(DOCUMENT PASSAGE begins)

You should choose which one to use, considering the drying speed and the hardness of the coating film you need.


ワシン 合成樹脂塗料
ワシン 合成樹脂塗料

Varnish

There are water-based and oil-based varnishes.

Varnish creates a coating on the surface of the wood like a paint, but it is basically transparent.

 

It is often used as a topcoat for stain or as a gloss finish by applying only varnish over a wood surface to emphasize the grain of wood, but there are also colored varnishes.

 

The coating film is thin and vulnerable to expansion and contraction, so it may not be suitable for outdoor use.

For outdoor use, you should choose an outdoor varnish.

 

Also, the coating film formed on the surface will impair the texture of wood.

ニスとウレタンニス
ニスとウレタンニス

Polyurethane finish (polyurethane coating)

This finish will create a coating with polyurethane resin.

 

There are water-based and oil-based polyurethane types, and also various products are available, such as a polyurethane varnish and polyurethane lacquer.

 

Polyurethane finish can create a hard coating film, and is resistant to humidity and highly durable. Even if the surface gets dirty, it can be easily wiped off, so that the maintenance is very easy.

 

However, partial repainting is difficult. Once some parts are peeled off, the object may have to be used as it is.

In addition, it is sensitive to heat, and if you place a hot pot directly on a polyurethane-painted table, it may leave white marks. It is an important point to keep in mind.

(DOCUMENT PASSAGE ends)
(RAW DATA begins)

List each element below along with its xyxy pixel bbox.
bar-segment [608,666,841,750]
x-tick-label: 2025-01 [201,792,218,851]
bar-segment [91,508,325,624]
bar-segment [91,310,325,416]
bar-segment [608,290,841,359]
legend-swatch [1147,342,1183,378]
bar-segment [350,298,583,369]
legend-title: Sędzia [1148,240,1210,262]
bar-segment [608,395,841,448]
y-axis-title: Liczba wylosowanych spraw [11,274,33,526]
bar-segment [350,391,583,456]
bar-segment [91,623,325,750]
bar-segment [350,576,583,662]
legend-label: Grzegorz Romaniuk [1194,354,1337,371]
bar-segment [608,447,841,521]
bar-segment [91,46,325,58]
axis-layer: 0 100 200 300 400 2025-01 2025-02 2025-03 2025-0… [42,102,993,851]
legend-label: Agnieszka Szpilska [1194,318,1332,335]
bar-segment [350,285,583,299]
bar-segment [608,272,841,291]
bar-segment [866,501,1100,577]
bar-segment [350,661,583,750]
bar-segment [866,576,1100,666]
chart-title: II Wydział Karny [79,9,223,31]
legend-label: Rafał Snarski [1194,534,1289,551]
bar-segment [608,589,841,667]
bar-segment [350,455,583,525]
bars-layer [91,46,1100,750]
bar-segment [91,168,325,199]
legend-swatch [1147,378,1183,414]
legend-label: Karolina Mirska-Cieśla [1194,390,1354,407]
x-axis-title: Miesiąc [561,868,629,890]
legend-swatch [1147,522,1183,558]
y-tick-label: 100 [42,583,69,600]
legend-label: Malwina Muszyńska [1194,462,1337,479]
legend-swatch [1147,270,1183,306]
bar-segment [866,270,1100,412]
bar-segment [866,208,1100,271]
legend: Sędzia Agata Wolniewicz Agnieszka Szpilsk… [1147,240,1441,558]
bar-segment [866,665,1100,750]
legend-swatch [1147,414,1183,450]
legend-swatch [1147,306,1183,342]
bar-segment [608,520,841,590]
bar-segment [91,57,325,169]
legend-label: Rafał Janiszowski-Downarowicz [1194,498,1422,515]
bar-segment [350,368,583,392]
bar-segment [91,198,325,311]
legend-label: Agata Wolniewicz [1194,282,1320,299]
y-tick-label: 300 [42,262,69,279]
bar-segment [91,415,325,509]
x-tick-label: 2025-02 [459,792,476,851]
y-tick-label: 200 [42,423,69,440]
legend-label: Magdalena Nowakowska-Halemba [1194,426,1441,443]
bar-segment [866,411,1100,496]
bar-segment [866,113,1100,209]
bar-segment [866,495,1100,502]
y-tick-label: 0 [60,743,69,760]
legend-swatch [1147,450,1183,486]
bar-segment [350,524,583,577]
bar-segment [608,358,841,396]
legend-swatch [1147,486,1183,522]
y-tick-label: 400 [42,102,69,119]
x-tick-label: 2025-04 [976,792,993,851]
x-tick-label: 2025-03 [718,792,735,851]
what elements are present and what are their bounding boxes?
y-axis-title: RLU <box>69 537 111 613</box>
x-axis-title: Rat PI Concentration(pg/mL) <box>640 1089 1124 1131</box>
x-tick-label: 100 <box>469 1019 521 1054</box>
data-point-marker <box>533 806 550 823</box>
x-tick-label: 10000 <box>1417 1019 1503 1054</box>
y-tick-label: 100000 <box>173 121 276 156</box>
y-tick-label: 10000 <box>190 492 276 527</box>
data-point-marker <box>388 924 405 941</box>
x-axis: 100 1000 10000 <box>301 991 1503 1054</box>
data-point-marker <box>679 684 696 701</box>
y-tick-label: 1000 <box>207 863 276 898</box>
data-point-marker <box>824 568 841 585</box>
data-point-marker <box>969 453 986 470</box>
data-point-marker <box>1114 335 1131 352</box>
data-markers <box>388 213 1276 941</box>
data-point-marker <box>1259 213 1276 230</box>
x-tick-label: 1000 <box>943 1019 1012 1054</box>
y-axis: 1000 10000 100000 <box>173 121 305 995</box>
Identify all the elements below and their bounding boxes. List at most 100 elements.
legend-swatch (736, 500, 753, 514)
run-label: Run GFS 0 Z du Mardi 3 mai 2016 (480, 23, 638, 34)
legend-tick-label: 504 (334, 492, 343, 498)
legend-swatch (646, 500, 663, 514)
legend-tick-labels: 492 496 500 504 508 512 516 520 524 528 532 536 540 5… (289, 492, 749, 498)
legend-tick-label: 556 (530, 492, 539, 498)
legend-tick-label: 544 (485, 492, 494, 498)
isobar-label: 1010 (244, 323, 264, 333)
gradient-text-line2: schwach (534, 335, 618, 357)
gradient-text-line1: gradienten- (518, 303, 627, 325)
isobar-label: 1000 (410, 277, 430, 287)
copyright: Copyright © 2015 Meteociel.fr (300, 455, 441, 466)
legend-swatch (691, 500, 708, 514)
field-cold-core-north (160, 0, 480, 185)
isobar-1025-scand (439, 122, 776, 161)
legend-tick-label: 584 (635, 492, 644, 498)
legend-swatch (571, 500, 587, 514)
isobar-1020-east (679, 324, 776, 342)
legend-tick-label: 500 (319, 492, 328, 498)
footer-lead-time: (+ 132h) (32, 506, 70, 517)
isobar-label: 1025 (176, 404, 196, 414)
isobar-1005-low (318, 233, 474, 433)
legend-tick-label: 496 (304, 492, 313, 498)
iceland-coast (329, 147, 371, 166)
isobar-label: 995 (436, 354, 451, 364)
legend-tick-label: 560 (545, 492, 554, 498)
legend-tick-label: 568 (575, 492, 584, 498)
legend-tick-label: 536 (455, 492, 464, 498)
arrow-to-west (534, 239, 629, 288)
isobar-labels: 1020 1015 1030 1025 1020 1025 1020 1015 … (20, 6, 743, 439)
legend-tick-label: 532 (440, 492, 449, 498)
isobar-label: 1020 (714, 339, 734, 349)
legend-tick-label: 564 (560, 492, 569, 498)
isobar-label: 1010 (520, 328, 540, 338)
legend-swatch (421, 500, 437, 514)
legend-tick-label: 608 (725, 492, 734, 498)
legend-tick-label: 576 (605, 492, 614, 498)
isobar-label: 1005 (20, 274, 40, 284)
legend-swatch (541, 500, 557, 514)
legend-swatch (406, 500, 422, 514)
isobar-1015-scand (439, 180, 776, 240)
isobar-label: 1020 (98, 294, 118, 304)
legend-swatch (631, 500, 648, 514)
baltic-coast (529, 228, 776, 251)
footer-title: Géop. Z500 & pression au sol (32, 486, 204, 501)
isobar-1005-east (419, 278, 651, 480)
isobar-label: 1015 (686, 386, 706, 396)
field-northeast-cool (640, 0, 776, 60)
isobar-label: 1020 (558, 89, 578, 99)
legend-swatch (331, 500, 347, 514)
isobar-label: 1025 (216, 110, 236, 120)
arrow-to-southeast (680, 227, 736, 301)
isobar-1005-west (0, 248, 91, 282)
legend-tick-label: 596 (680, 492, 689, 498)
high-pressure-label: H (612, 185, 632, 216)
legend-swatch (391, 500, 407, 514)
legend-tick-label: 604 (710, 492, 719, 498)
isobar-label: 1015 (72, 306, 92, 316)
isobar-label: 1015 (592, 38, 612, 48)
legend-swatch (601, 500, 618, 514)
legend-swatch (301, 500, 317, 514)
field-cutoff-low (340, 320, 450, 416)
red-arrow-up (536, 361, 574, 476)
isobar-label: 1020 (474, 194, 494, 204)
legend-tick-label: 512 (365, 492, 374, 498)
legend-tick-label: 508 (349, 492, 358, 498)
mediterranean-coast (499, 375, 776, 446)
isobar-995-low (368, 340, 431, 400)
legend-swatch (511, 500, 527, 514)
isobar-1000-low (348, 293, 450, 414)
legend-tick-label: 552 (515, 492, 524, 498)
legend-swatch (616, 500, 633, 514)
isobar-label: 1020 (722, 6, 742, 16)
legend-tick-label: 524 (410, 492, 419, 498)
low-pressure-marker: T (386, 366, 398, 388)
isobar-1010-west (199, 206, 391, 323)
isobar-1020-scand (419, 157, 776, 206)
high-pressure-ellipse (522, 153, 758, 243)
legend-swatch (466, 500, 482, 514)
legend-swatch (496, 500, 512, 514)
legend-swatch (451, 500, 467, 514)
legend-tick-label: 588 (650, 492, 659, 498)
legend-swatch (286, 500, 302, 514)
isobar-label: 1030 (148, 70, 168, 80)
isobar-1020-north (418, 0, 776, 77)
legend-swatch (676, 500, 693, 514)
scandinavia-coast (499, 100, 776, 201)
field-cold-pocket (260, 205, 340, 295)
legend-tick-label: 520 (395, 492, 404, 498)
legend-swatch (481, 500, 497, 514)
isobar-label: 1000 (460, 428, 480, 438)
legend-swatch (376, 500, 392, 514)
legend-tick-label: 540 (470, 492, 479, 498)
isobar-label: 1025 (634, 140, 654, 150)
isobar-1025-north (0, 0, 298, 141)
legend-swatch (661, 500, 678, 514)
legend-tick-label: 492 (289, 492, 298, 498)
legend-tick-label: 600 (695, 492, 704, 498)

(RAW DATA ends)

QUESTIONS TO ANSWER:
1: From the wood-finish text, list every advantage it gives for a polyurethane finish.
2: Repeat the part of the wood-finish text that opens with the words containing "You should choose which" and closes with "is basically transparent.".
The material that comes after the text is separate from it.

ANSWERS IN ORDER:
1:
- Creates a hard coating film
- Resistant to humidity
- Highly durable
- Dirt on the surface can be easily wiped off, making maintenance very easy

2:
You should choose which one to use, considering the drying speed and the hardness of the coating film you need.


ワシン 合成樹脂塗料
ワシン 合成樹脂塗料

Varnish

There are water-based and oil-based varnishes.

Varnish creates a coating on the surface of the wood like a paint, but it is basically transparent.